→ GIVEN ENTRIES
-.-.-
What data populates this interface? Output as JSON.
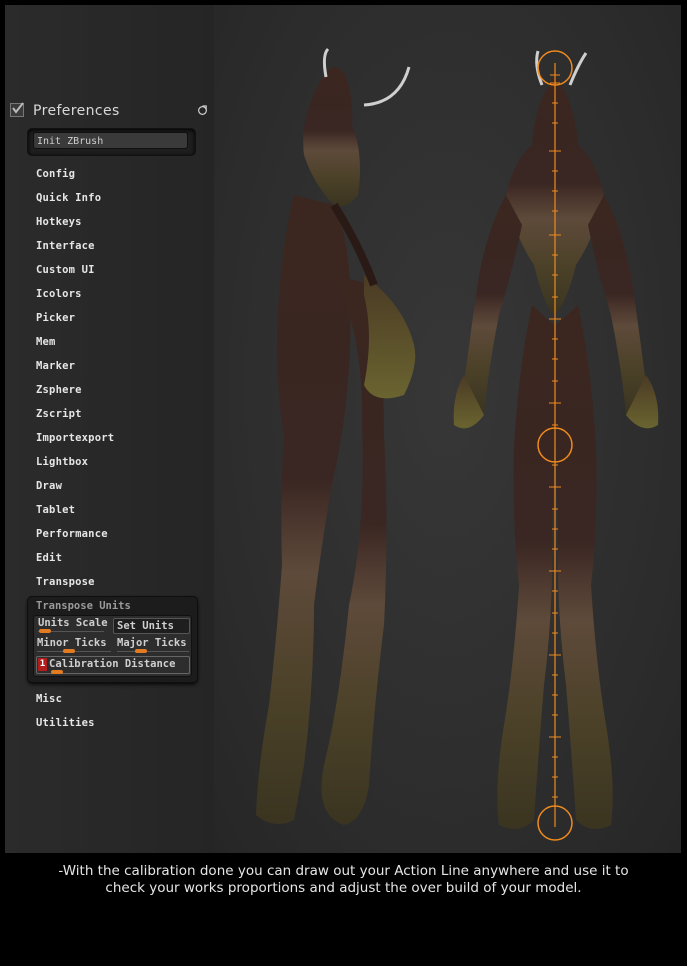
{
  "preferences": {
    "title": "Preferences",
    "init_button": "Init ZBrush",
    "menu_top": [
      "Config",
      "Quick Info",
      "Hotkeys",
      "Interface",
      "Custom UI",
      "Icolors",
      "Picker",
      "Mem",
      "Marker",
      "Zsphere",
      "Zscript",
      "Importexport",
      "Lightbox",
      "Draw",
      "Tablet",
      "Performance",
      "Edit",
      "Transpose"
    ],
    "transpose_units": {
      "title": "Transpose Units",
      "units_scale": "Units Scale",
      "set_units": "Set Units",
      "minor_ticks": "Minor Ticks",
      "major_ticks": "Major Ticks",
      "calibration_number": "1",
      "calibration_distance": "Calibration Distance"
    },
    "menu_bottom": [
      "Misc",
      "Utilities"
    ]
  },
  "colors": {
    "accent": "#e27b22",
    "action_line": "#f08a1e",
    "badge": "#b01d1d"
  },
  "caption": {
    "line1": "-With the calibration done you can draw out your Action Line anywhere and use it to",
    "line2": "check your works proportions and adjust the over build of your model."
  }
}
-.-.-
→ WHAT YOU NEED TO DO
Identify the lines of the entries containing the string "your". Copy each such line.

→ THE COMPLETED TASK
    "line1": "-With the calibration done you can draw out your Action Line anywhere and use it to",
    "line2": "check your works proportions and adjust the over build of your model."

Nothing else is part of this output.